---- Input rows
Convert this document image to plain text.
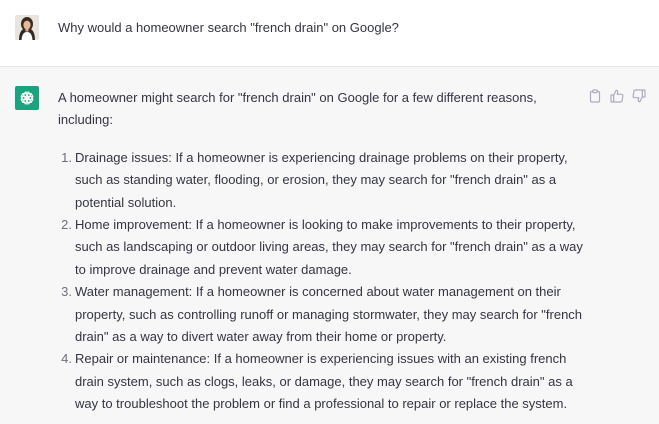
Why would a homeowner search "french drain" on Google?

A homeowner might search for "french drain" on Google for a few different reasons, including:

1. Drainage issues: If a homeowner is experiencing drainage problems on their property, such as standing water, flooding, or erosion, they may search for "french drain" as a potential solution.
2. Home improvement: If a homeowner is looking to make improvements to their property, such as landscaping or outdoor living areas, they may search for "french drain" as a way to improve drainage and prevent water damage.
3. Water management: If a homeowner is concerned about water management on their property, such as controlling runoff or managing stormwater, they may search for "french drain" as a way to divert water away from their home or property.
4. Repair or maintenance: If a homeowner is experiencing issues with an existing french drain system, such as clogs, leaks, or damage, they may search for "french drain" as a way to troubleshoot the problem or find a professional to repair or replace the system.
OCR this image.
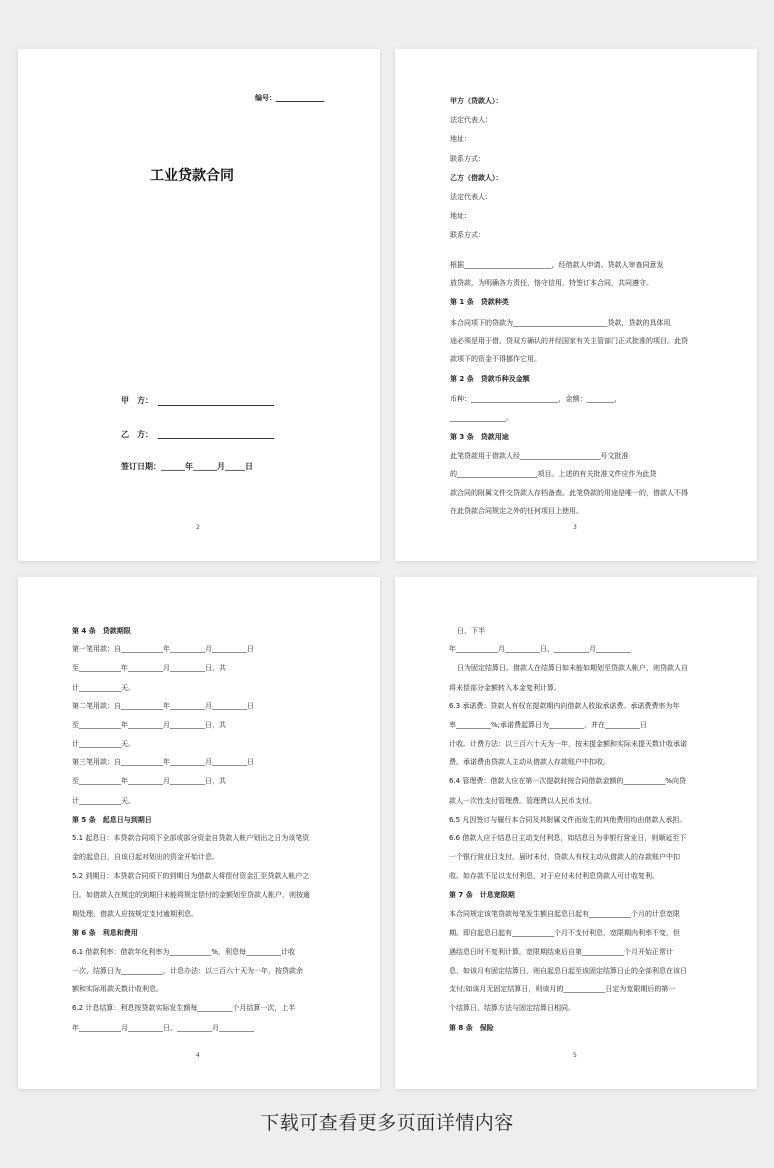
编号：
工业贷款合同
甲　方：
乙　方：
签订日期：______年______月_____日
2
甲方（贷款人）：
法定代表人：
地址：
联系方式：
乙方（借款人）：
法定代表人：
地址：
联系方式：
根据_________________________，经借款人申请、贷款人审查同意发
放贷款，为明确各方责任，恪守信用，特签订本合同，共同遵守。
第 1 条　贷款种类
本合同项下的贷款为___________________________贷款，贷款的具体用
途必须是用于借、贷双方确认的并经国家有关主管部门正式批准的项目。此贷
款项下的资金不得挪作它用。
第 2 条　贷款币种及金额
币种：_________________________，金额：________，
________________。
第 3 条　贷款用途
此笔贷款用于借款人经_______________________号文批准
的_______________________项目。上述的有关批准文件应作为此贷
款合同的附属文件交贷款人存档备查。此笔贷款的用途是唯一的，借款人不得
在此贷款合同规定之外的任何项目上使用。
3
第 4 条　贷款期限
第一笔用款：自____________年__________月__________日
至____________年__________月__________日，共
计____________天。
第二笔用款：自____________年__________月__________日
至____________年__________月__________日，共
计____________天。
第三笔用款：自____________年__________月__________日
至____________年__________月__________日，共
计____________天。
第 5 条　起息日与到期日
5.1 起息日：本贷款合同项下全部或部分资金自贷款人帐户划出之日为该笔资
金的起息日，自该日起对划出的资金开始计息。
5.2 到期日：本贷款合同项下的到期日为借款人将偿付资金汇至贷款人帐户之
日。如借款人在规定的到期日未能将规定偿付的金额划至贷款人帐户，则按逾
期处理，借款人应按规定支付逾期利息。
第 6 条　利息和费用
6.1 借款利率：借款年化利率为____________%，利息每__________计收
一次，结算日为____________。计息办法：以三百六十天为一年，按贷款余
额和实际用款天数计收利息。
6.2 计息结算：利息按贷款实际发生额每__________个月结算一次，上半
年____________月__________日、__________月__________
4
日，下半
年____________月__________日、__________月__________
日为固定结算日。借款人在结算日如未能如期划至贷款人帐户，则贷款人自
将未偿部分金额转入本金复利计算。
6.3 承诺费：贷款人有权在提款期内向借款人收取承诺费。承诺费费率为年
率__________%;承诺费起算日为__________，并在__________日
计收。计费方法：以三百六十天为一年，按未提金额和实际未提天数计收承诺
费。承诺费由贷款人主动从借款人存款账户中扣收。
6.4 管理费：借款人应在第一次提款时按合同借款金额的____________%向贷
款人一次性支付管理费。管理费以人民币支付。
6.5 凡因签订与履行本合同及其附属文件而发生的其他费用均由借款人承担。
6.6 借款人应于结息日主动支付利息，如结息日为非银行营业日，则顺延至下
一个银行营业日支付。届时未付，贷款人有权主动从借款人的存款账户中扣
收。如存款不足以支付利息，对于应付未付利息贷款人可计收复利。
第 7 条　计息宽限期
本合同规定该笔贷款每笔发生额自起息日起有____________个月的计息宽限
期。即自起息日起有____________个月不支付利息，宽限期内利率不变，但
遇结息日时不复利计算。宽限期结束后自第____________个月开始正常计
息，如该月有固定结算日，则自起息日起至该固定结算日止的全部利息在该日
支付;如该月无固定结算日，则该月的____________日定为宽限期后的第一
个结算日，结算方法与固定结算日相同。
第 8 条　保险
5
下载可查看更多页面详情内容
--------
Instructions to follow: In the records above, tally the lines where the word "damage" appears, and give the number and nothing else.

Complete response: 2